▶ [Data extracted from a collection]:
******************************

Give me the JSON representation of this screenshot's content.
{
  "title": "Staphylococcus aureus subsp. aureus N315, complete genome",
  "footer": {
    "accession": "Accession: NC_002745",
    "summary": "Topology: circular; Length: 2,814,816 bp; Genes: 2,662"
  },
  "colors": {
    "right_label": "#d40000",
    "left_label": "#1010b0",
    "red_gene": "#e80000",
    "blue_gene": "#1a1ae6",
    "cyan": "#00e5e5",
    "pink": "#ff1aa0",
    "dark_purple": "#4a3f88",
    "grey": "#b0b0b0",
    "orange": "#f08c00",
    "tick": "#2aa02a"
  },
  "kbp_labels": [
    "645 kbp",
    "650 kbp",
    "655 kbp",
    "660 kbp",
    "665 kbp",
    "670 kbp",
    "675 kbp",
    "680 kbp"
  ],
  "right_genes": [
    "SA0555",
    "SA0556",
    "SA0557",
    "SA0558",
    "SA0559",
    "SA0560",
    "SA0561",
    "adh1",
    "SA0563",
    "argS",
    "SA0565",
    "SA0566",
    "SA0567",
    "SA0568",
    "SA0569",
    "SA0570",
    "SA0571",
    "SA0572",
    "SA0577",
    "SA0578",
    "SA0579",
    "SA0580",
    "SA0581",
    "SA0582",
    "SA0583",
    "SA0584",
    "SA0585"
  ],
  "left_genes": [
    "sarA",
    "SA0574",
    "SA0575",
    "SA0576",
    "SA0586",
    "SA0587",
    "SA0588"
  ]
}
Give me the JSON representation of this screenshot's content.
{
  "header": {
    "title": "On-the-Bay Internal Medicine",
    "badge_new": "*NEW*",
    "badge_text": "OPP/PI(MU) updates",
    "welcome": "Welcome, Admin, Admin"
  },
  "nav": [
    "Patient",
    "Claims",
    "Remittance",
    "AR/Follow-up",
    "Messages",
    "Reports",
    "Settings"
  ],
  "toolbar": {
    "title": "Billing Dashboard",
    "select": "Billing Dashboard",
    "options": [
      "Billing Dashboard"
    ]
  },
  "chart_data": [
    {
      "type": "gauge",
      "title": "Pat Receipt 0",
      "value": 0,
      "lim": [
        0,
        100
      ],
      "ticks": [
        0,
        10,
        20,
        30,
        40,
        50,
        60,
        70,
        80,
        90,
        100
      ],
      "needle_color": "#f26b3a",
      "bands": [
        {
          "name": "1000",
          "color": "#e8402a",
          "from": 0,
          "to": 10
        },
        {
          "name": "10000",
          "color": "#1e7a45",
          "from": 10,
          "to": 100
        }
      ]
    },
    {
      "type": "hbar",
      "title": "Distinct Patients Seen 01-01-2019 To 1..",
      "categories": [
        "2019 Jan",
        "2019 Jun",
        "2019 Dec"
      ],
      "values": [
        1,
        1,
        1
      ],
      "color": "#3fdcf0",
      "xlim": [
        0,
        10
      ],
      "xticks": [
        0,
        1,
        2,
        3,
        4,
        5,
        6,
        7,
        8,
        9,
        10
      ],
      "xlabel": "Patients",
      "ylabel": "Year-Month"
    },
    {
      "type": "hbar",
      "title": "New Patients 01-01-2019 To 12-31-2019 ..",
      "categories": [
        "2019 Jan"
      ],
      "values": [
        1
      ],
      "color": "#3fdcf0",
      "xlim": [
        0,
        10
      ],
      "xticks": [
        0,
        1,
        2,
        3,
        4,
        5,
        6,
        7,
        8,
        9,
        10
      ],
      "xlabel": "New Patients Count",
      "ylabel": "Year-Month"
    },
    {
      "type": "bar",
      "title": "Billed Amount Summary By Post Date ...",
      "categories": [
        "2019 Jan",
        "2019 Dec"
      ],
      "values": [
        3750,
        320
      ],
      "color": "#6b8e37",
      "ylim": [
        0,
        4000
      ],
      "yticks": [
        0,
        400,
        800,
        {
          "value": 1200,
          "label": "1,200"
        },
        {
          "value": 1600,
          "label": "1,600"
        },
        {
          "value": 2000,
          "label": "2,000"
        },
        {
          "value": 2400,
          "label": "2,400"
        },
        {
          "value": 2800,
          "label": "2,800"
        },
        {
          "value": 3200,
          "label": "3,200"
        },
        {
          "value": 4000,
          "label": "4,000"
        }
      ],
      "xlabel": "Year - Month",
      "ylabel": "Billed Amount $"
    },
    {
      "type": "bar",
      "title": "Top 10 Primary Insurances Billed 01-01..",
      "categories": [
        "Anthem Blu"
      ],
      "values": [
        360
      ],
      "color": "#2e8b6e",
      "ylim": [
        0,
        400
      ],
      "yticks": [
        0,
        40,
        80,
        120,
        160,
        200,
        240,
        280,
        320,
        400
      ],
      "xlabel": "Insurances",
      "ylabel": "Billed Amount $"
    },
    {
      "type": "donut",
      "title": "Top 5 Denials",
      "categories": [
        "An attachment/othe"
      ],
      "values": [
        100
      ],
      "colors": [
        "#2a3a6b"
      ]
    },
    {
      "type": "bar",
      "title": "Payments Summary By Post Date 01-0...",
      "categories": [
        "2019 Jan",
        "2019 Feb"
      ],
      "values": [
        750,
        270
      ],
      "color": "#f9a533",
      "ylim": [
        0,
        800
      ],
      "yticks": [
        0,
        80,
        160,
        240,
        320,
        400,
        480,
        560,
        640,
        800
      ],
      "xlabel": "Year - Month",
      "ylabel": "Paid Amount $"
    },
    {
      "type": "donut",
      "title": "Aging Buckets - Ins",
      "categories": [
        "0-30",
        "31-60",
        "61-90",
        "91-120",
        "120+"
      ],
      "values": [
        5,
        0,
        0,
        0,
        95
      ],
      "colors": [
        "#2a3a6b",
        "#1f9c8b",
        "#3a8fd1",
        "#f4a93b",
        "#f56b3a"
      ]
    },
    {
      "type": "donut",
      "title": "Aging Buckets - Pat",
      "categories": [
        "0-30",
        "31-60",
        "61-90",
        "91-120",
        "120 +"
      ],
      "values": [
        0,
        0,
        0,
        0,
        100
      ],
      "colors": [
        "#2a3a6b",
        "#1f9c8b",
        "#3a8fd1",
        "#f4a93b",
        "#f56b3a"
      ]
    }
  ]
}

******************************

▶ [Problem to solve]:
Write down only how many lines of the entries above include the word "xlabel".

▶ [Completed exercise]:
5